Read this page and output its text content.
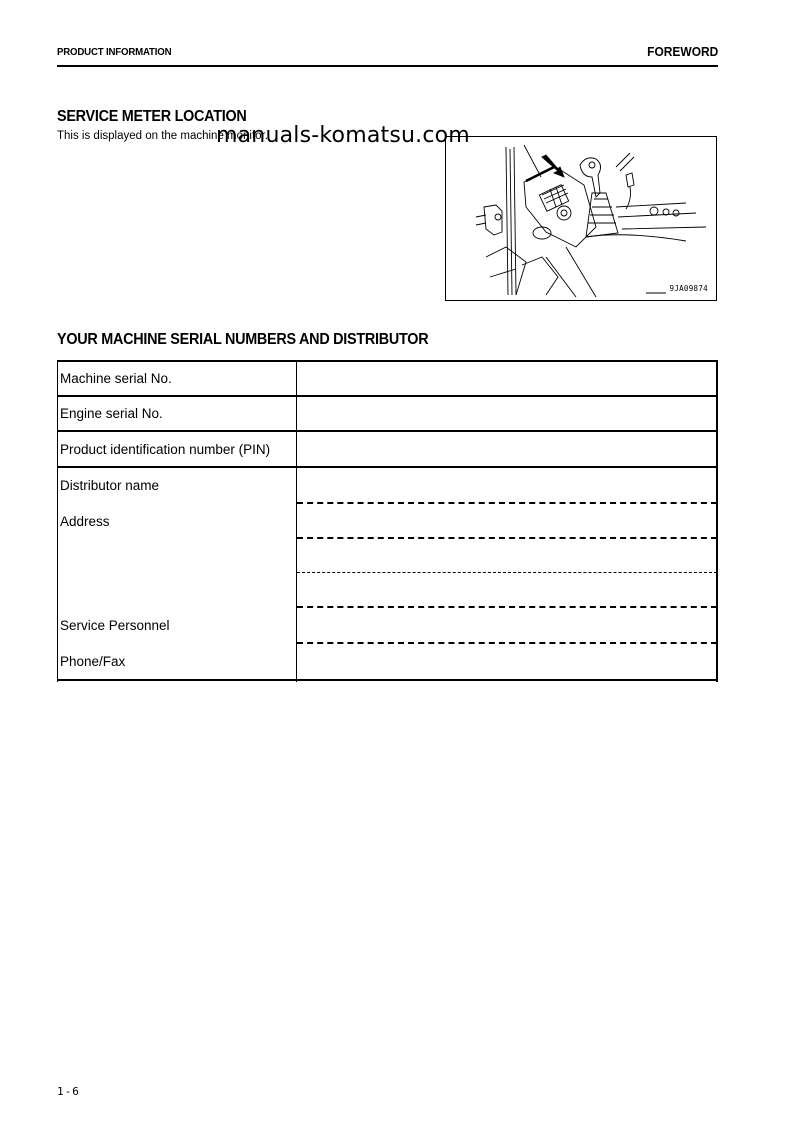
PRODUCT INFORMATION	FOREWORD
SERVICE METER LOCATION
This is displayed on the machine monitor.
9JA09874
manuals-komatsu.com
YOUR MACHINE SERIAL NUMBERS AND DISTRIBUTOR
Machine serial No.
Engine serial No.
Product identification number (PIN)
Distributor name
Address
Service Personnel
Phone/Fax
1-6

__WHAT YOU SHOULD DO__. Leave out the pictures and return every record word for word.

__OUTPUT FOR THIS TASK__.
Read this page and output its text content.
PRODUCT INFORMATION	FOREWORD
SERVICE METER LOCATION
This is displayed on the machine monitor.
9JA09874
manuals-komatsu.com
YOUR MACHINE SERIAL NUMBERS AND DISTRIBUTOR
Machine serial No.
Engine serial No.
Product identification number (PIN)
Distributor name
Address
Service Personnel
Phone/Fax
1-6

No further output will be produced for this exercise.